The exercise: Filter the lines below, copying only those with the string "JSON".

Records from a dataset:
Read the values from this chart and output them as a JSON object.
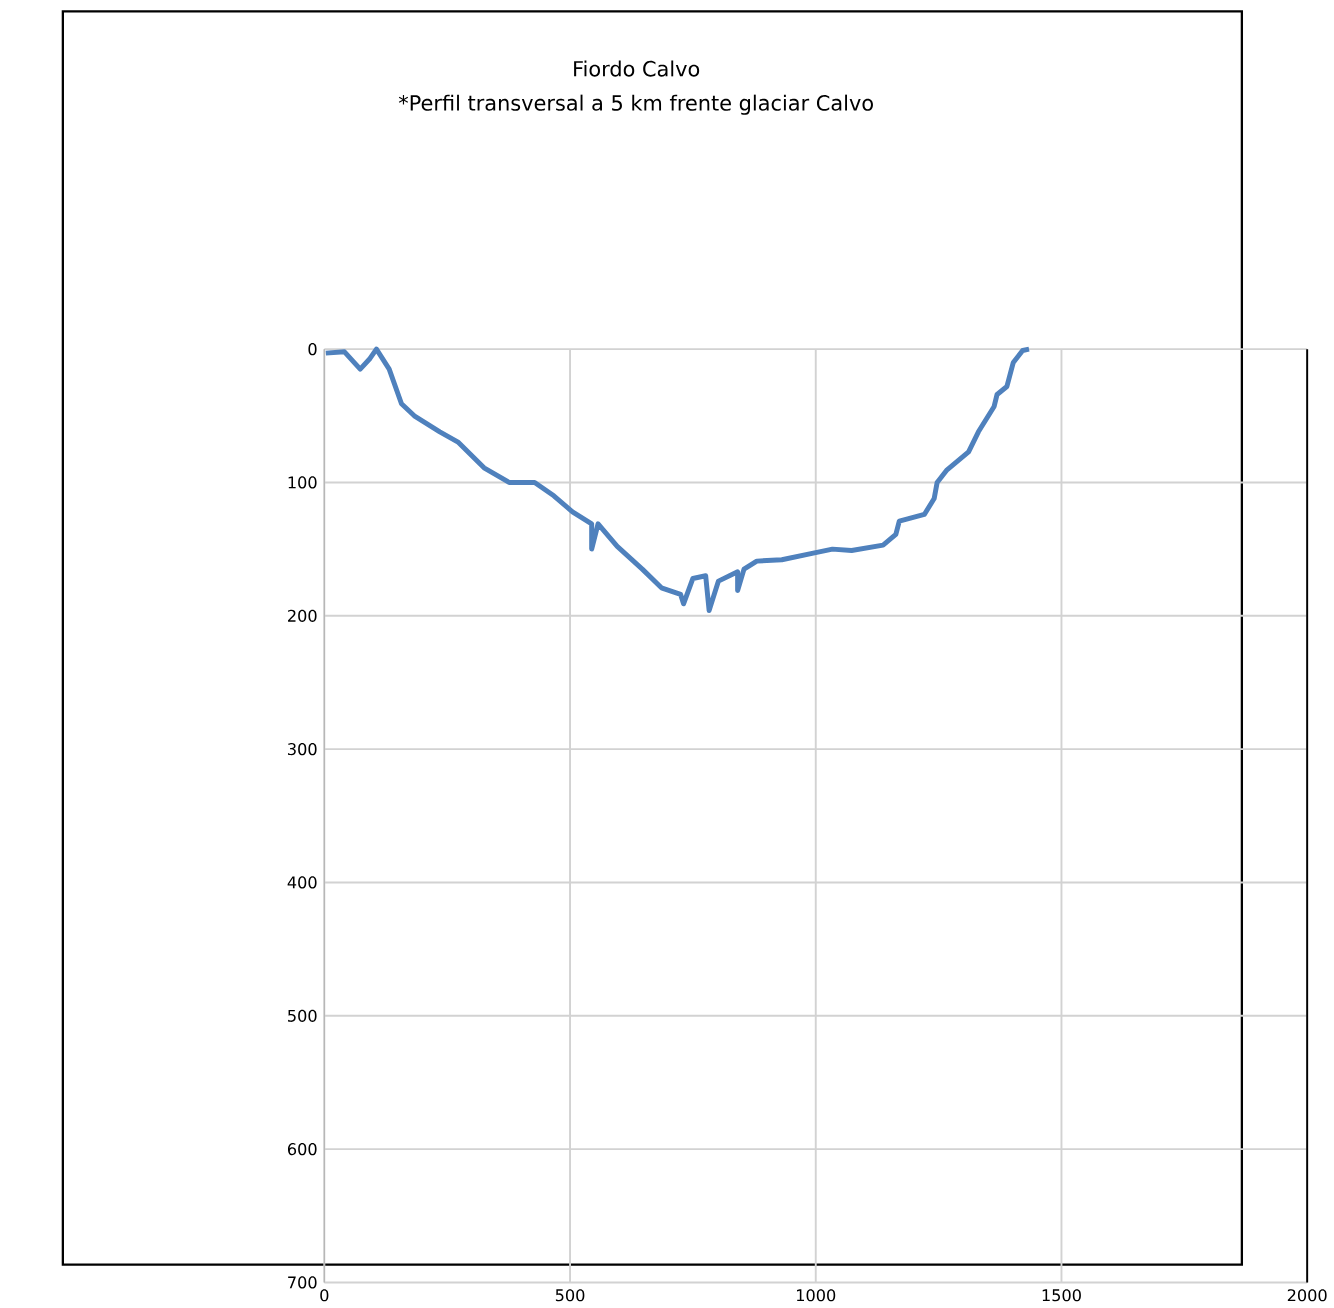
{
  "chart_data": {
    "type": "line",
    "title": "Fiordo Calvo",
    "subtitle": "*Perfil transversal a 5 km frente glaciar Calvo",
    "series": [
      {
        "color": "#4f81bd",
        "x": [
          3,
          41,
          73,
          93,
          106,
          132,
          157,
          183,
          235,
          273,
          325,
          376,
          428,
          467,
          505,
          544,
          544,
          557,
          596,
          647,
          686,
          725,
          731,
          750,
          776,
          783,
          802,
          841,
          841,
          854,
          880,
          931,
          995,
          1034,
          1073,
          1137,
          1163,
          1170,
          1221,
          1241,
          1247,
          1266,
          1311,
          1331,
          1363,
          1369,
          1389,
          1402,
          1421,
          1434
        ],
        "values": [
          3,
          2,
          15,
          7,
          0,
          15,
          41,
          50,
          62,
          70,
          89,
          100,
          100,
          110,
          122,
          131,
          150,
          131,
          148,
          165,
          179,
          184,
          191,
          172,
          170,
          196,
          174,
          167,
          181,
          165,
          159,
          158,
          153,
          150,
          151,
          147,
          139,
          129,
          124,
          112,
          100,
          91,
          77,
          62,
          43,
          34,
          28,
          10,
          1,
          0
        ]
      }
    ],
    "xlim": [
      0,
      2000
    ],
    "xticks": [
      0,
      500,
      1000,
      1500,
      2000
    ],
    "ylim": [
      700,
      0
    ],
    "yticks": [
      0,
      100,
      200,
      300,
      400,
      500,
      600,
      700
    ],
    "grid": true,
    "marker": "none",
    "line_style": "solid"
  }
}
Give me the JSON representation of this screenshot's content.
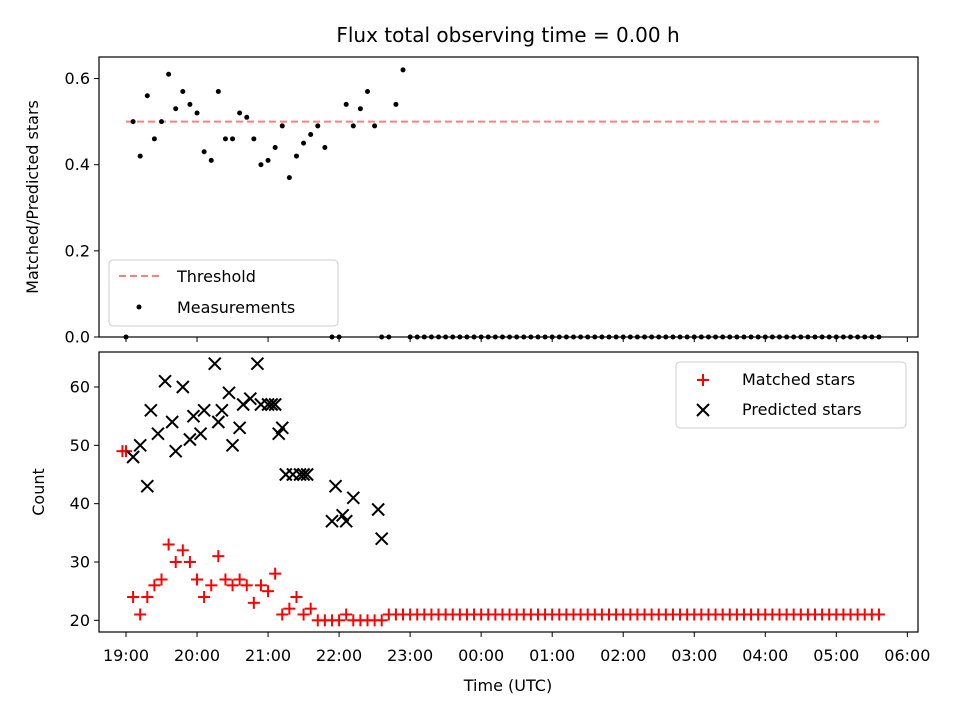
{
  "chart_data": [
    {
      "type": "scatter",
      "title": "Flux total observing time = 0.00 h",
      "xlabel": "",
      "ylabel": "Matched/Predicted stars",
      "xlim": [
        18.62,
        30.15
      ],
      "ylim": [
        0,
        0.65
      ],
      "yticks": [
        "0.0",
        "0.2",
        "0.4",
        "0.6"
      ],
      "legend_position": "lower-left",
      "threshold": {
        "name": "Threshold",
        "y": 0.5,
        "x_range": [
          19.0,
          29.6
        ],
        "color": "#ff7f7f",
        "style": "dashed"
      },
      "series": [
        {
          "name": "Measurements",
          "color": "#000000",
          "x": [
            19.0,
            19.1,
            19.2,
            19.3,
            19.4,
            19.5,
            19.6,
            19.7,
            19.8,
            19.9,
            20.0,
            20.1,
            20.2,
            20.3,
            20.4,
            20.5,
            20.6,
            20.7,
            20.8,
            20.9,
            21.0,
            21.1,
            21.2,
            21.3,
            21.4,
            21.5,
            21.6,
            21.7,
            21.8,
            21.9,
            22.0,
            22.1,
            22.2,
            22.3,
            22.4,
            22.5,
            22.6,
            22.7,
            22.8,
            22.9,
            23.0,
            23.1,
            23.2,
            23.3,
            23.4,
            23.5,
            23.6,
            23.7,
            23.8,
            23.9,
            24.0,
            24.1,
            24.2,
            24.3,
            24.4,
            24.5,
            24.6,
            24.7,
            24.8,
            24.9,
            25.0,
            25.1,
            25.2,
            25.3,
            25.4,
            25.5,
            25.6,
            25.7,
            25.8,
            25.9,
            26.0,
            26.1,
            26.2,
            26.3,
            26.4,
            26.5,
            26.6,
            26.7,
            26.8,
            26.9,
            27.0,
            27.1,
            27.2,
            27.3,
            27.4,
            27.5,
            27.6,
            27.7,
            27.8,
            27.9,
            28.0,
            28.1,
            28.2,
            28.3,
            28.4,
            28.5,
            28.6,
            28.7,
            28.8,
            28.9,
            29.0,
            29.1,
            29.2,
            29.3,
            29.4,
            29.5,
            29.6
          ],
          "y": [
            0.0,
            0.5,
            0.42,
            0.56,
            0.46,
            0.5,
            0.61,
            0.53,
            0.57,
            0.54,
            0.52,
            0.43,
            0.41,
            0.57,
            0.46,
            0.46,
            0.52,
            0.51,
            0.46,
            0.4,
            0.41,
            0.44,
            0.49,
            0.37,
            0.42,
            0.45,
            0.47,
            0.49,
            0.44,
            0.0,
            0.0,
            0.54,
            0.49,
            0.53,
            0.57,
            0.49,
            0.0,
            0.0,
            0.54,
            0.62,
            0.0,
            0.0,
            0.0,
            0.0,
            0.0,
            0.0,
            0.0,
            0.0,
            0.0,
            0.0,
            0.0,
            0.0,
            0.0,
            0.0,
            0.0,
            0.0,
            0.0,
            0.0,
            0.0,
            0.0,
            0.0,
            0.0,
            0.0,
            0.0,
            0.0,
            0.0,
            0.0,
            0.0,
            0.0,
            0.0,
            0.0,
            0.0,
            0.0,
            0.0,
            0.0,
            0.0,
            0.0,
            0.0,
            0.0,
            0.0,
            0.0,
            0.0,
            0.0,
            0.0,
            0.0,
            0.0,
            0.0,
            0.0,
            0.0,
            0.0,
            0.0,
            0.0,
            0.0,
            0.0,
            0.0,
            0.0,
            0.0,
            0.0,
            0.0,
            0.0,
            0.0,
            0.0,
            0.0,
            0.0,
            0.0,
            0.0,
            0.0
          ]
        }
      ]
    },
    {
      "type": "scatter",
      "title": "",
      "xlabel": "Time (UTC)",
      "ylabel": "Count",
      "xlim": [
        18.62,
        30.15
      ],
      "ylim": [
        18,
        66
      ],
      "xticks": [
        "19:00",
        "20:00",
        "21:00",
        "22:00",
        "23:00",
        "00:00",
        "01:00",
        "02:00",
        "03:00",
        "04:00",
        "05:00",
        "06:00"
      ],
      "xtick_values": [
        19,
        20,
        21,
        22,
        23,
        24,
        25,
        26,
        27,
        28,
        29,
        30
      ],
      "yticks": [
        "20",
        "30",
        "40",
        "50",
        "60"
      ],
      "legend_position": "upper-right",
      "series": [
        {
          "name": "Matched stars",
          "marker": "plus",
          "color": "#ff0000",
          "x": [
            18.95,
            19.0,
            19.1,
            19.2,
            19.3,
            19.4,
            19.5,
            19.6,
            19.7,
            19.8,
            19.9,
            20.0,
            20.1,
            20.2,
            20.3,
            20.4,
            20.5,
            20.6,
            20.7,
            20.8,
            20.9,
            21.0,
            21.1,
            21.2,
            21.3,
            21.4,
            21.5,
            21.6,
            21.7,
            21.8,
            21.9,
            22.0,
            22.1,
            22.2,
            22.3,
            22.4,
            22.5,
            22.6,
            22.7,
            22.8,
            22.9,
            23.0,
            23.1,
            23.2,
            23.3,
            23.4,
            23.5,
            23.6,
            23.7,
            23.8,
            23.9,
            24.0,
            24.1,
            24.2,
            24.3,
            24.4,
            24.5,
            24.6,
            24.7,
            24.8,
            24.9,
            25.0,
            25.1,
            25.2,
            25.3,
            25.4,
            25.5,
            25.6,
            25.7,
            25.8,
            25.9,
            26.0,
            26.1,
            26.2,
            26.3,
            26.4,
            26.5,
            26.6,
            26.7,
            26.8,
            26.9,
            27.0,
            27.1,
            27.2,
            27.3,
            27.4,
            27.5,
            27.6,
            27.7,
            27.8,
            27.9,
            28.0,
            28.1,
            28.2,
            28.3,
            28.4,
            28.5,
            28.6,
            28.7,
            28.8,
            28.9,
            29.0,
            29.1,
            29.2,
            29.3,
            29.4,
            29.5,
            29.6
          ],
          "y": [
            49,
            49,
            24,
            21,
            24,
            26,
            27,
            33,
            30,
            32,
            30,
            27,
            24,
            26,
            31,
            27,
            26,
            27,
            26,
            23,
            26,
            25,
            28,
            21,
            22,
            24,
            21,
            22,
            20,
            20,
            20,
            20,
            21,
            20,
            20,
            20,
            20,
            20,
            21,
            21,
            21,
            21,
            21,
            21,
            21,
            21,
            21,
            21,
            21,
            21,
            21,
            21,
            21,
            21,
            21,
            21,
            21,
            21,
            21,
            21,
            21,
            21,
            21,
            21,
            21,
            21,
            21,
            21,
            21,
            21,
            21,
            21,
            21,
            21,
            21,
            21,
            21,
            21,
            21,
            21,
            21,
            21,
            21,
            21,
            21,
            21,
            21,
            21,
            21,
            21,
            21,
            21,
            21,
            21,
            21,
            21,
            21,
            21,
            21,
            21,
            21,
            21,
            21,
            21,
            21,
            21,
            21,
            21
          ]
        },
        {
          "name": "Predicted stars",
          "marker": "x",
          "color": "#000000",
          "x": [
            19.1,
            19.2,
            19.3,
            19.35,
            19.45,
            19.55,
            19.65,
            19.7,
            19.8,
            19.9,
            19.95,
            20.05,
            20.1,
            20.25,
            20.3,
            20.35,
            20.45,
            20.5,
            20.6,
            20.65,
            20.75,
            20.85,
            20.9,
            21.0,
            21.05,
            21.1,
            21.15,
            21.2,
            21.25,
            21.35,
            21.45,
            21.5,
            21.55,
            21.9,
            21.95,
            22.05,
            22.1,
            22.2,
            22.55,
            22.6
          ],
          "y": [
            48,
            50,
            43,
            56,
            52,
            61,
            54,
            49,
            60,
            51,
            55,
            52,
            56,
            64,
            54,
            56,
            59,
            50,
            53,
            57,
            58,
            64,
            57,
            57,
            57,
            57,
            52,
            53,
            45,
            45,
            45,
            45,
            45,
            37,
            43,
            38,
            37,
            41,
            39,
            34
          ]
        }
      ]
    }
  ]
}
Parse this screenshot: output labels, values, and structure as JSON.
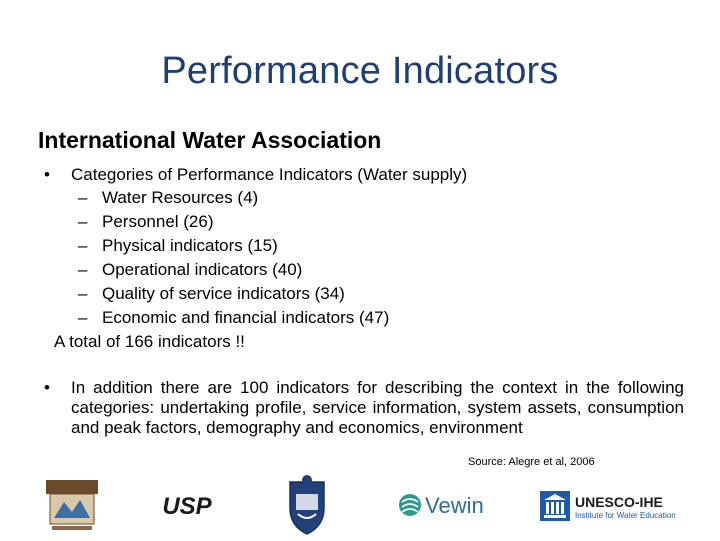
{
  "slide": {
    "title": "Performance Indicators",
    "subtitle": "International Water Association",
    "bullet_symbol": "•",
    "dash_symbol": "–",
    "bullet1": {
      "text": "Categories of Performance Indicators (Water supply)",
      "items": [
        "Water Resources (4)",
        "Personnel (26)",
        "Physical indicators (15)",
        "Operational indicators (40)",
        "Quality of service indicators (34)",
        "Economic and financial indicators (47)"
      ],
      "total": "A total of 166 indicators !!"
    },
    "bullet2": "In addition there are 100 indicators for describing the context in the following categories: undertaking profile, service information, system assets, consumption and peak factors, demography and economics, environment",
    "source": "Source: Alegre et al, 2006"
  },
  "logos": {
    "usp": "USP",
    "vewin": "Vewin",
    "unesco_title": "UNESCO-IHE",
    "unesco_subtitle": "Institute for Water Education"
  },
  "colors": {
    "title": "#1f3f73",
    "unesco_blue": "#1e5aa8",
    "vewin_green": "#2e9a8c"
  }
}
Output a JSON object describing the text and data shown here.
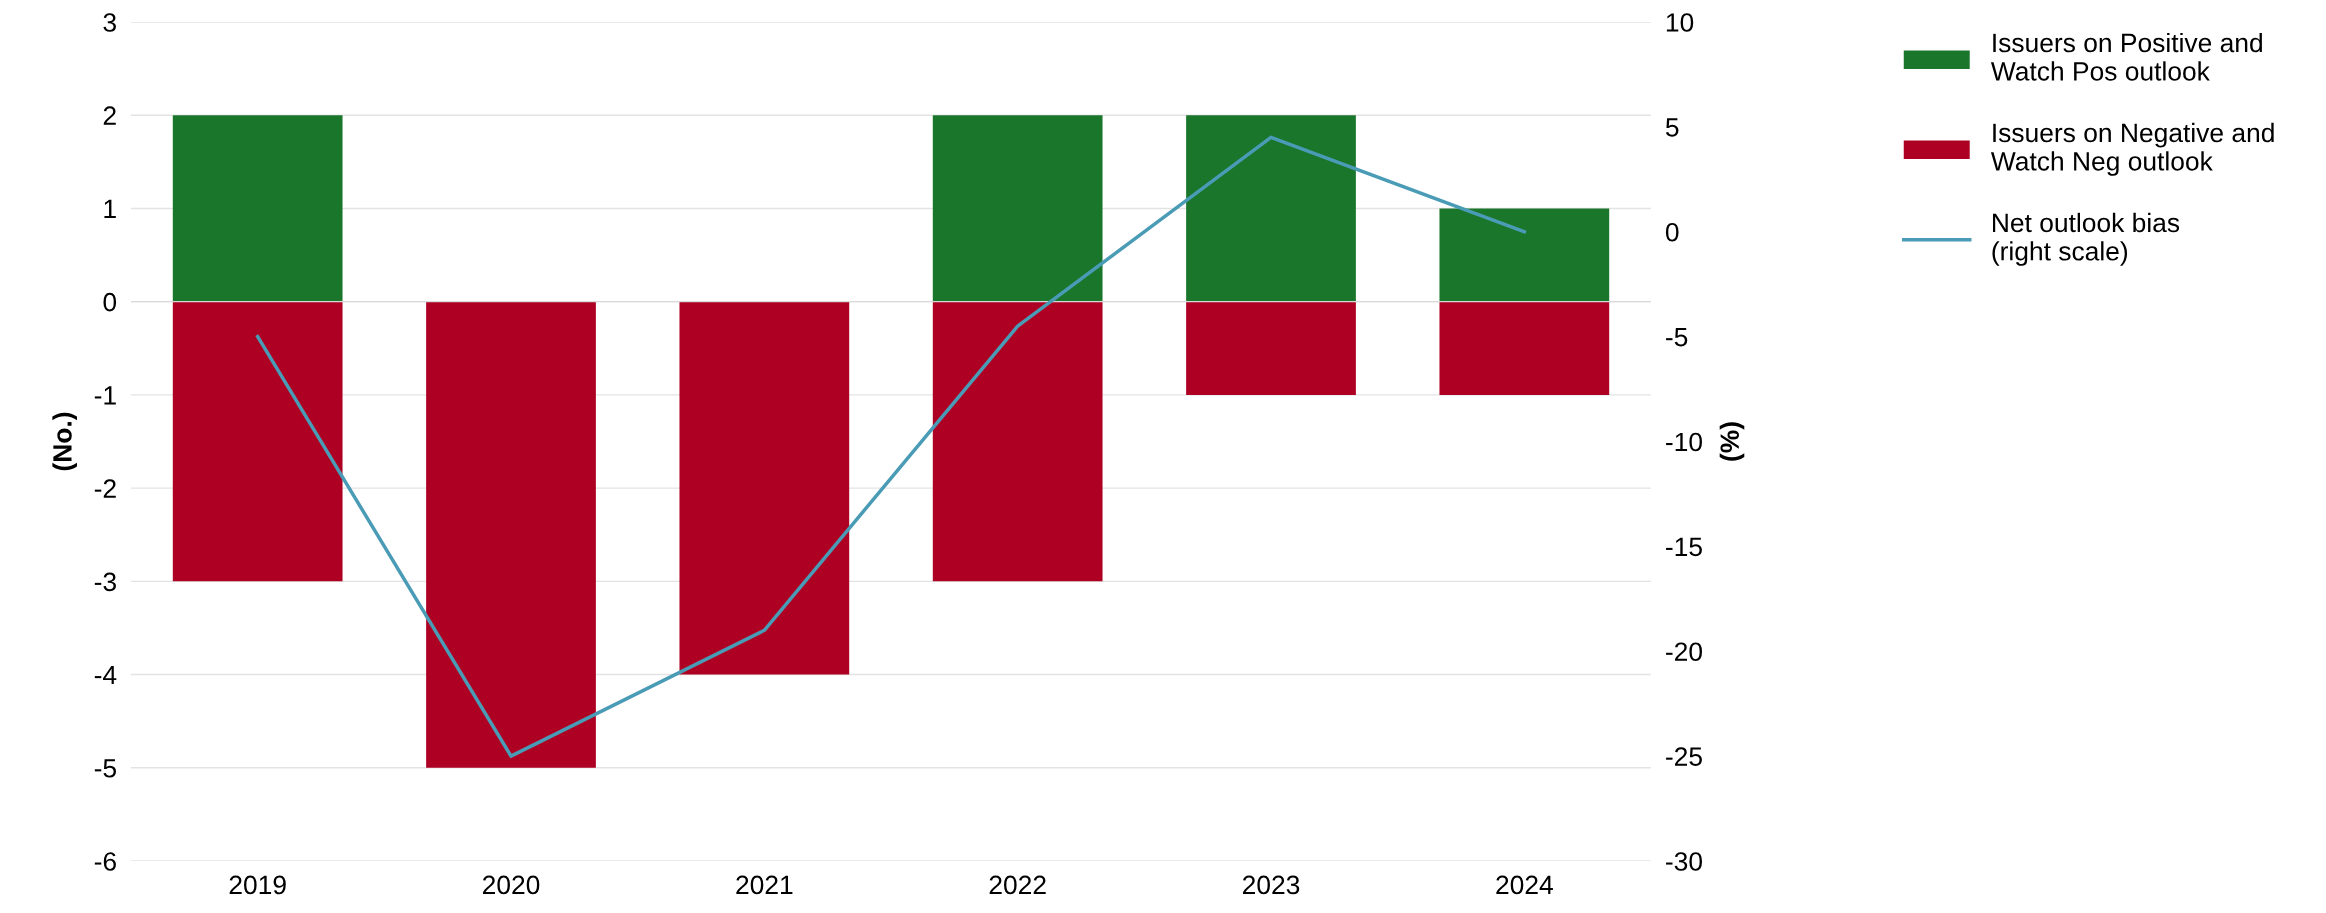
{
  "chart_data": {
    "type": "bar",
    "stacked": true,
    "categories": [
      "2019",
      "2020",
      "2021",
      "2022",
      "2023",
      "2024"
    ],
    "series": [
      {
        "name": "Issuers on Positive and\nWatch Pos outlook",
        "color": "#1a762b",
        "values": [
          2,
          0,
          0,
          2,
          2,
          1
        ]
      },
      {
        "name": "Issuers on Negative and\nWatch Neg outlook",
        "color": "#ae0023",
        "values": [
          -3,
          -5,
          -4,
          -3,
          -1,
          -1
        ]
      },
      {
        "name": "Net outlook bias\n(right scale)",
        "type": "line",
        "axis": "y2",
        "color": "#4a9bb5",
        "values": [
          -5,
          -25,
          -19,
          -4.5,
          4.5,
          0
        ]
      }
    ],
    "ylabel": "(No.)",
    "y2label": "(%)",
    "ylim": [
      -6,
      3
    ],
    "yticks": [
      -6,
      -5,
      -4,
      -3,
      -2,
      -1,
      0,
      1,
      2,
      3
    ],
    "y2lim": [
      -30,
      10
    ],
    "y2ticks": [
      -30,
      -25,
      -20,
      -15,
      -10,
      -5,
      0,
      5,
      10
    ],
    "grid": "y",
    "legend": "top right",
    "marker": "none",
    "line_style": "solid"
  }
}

Problem solution:
Read the values from this chart and output them as a JSON object.
Give me the JSON representation of this screenshot's content.
Parse this screenshot: output labels, values, and structure as JSON.
Output a JSON object describing the text and data shown here.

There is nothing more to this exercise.